- YOUR GOAL: Write out the data below in full, unchanged, minus the images.

- RAW RECORDS:
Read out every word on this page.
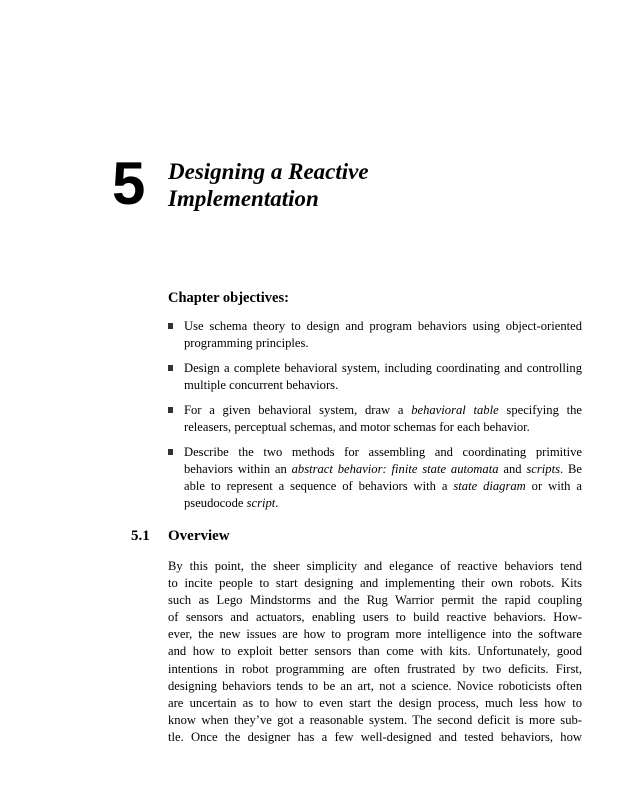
5 Designing a Reactive
Implementation
Chapter objectives:
Use schema theory to design and program behaviors using object-oriented programming principles.
Design a complete behavioral system, including coordinating and controlling multiple concurrent behaviors.
For a given behavioral system, draw a behavioral table specifying the releasers, perceptual schemas, and motor schemas for each behavior.
Describe the two methods for assembling and coordinating primitive behaviors within an abstract behavior: finite state automata and scripts. Be able to represent a sequence of behaviors with a state diagram or with a pseudocode script.
5.1 Overview

By this point, the sheer simplicity and elegance of reactive behaviors tend
to incite people to start designing and implementing their own robots. Kits
such as Lego Mindstorms and the Rug Warrior permit the rapid coupling
of sensors and actuators, enabling users to build reactive behaviors. How-
ever, the new issues are how to program more intelligence into the software
and how to exploit better sensors than come with kits. Unfortunately, good
intentions in robot programming are often frustrated by two deficits. First,
designing behaviors tends to be an art, not a science. Novice roboticists often
are uncertain as to how to even start the design process, much less how to
know when they’ve got a reasonable system. The second deficit is more sub-
tle. Once the designer has a few well-designed and tested behaviors, how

- REPLY:
Read out every word on this page.
5 Designing a Reactive
Implementation
Chapter objectives:
Use schema theory to design and program behaviors using object-oriented programming principles.
Design a complete behavioral system, including coordinating and controlling multiple concurrent behaviors.
For a given behavioral system, draw a behavioral table specifying the releasers, perceptual schemas, and motor schemas for each behavior.
Describe the two methods for assembling and coordinating primitive behaviors within an abstract behavior: finite state automata and scripts. Be able to represent a sequence of behaviors with a state diagram or with a pseudocode script.
5.1 Overview

By this point, the sheer simplicity and elegance of reactive behaviors tend
to incite people to start designing and implementing their own robots. Kits
such as Lego Mindstorms and the Rug Warrior permit the rapid coupling
of sensors and actuators, enabling users to build reactive behaviors. How-
ever, the new issues are how to program more intelligence into the software
and how to exploit better sensors than come with kits. Unfortunately, good
intentions in robot programming are often frustrated by two deficits. First,
designing behaviors tends to be an art, not a science. Novice roboticists often
are uncertain as to how to even start the design process, much less how to
know when they’ve got a reasonable system. The second deficit is more sub-
tle. Once the designer has a few well-designed and tested behaviors, how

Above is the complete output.